> **Exercise objective**:
Please write the listing below out again exactly, leaving every picture behind.

> **Extracted material**:

--- Begin ---

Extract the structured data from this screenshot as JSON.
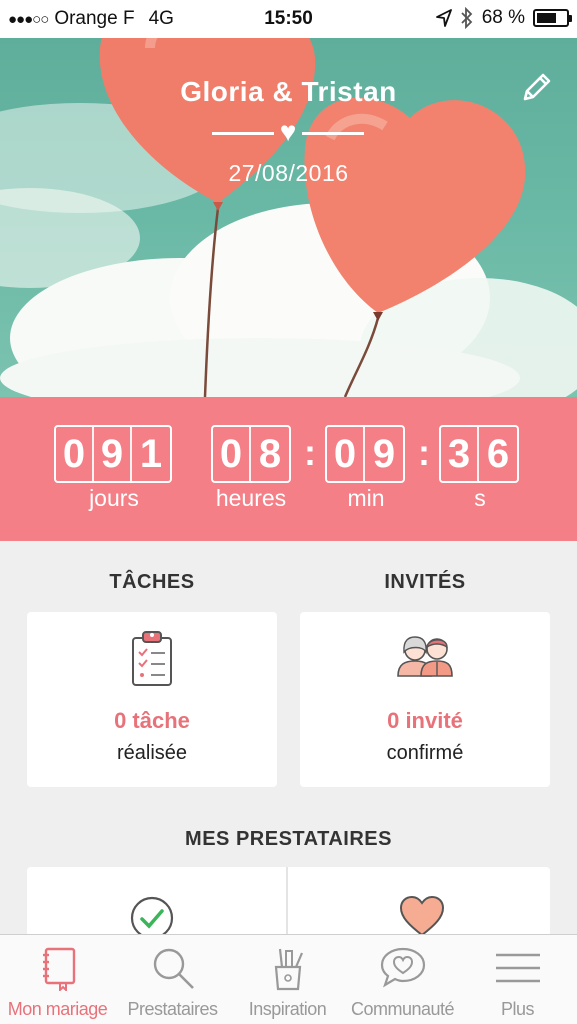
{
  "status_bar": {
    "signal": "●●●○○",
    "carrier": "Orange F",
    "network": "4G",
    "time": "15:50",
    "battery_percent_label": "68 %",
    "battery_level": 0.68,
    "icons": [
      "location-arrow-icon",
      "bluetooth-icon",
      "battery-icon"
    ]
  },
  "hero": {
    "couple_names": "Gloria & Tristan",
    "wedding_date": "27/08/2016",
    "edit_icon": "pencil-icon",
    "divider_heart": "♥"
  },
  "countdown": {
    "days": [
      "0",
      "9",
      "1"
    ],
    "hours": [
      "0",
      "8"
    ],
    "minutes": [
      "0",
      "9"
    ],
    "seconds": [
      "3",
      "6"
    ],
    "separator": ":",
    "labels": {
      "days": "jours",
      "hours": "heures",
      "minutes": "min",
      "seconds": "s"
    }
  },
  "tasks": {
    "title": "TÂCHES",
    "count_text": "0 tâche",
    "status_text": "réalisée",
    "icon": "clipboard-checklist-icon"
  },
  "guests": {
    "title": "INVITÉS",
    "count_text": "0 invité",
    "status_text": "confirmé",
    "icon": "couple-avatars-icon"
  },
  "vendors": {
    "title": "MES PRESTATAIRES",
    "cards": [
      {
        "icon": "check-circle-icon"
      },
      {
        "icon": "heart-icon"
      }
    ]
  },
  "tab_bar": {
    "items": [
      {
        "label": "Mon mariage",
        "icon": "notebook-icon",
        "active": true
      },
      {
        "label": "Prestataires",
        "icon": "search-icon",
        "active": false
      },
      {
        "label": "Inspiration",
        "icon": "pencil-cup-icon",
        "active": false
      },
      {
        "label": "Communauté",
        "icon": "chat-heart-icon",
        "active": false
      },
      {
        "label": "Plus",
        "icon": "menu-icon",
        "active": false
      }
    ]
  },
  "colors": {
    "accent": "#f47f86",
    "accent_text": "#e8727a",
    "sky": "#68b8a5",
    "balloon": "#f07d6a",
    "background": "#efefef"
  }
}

--- End ---

> **Answer for this exercise**:
Extract the structured data from this screenshot as JSON.
{
  "status_bar": {
    "signal": "●●●○○",
    "carrier": "Orange F",
    "network": "4G",
    "time": "15:50",
    "battery_percent_label": "68 %",
    "battery_level": 0.68,
    "icons": [
      "location-arrow-icon",
      "bluetooth-icon",
      "battery-icon"
    ]
  },
  "hero": {
    "couple_names": "Gloria & Tristan",
    "wedding_date": "27/08/2016",
    "edit_icon": "pencil-icon",
    "divider_heart": "♥"
  },
  "countdown": {
    "days": [
      "0",
      "9",
      "1"
    ],
    "hours": [
      "0",
      "8"
    ],
    "minutes": [
      "0",
      "9"
    ],
    "seconds": [
      "3",
      "6"
    ],
    "separator": ":",
    "labels": {
      "days": "jours",
      "hours": "heures",
      "minutes": "min",
      "seconds": "s"
    }
  },
  "tasks": {
    "title": "TÂCHES",
    "count_text": "0 tâche",
    "status_text": "réalisée",
    "icon": "clipboard-checklist-icon"
  },
  "guests": {
    "title": "INVITÉS",
    "count_text": "0 invité",
    "status_text": "confirmé",
    "icon": "couple-avatars-icon"
  },
  "vendors": {
    "title": "MES PRESTATAIRES",
    "cards": [
      {
        "icon": "check-circle-icon"
      },
      {
        "icon": "heart-icon"
      }
    ]
  },
  "tab_bar": {
    "items": [
      {
        "label": "Mon mariage",
        "icon": "notebook-icon",
        "active": true
      },
      {
        "label": "Prestataires",
        "icon": "search-icon",
        "active": false
      },
      {
        "label": "Inspiration",
        "icon": "pencil-cup-icon",
        "active": false
      },
      {
        "label": "Communauté",
        "icon": "chat-heart-icon",
        "active": false
      },
      {
        "label": "Plus",
        "icon": "menu-icon",
        "active": false
      }
    ]
  },
  "colors": {
    "accent": "#f47f86",
    "accent_text": "#e8727a",
    "sky": "#68b8a5",
    "balloon": "#f07d6a",
    "background": "#efefef"
  }
}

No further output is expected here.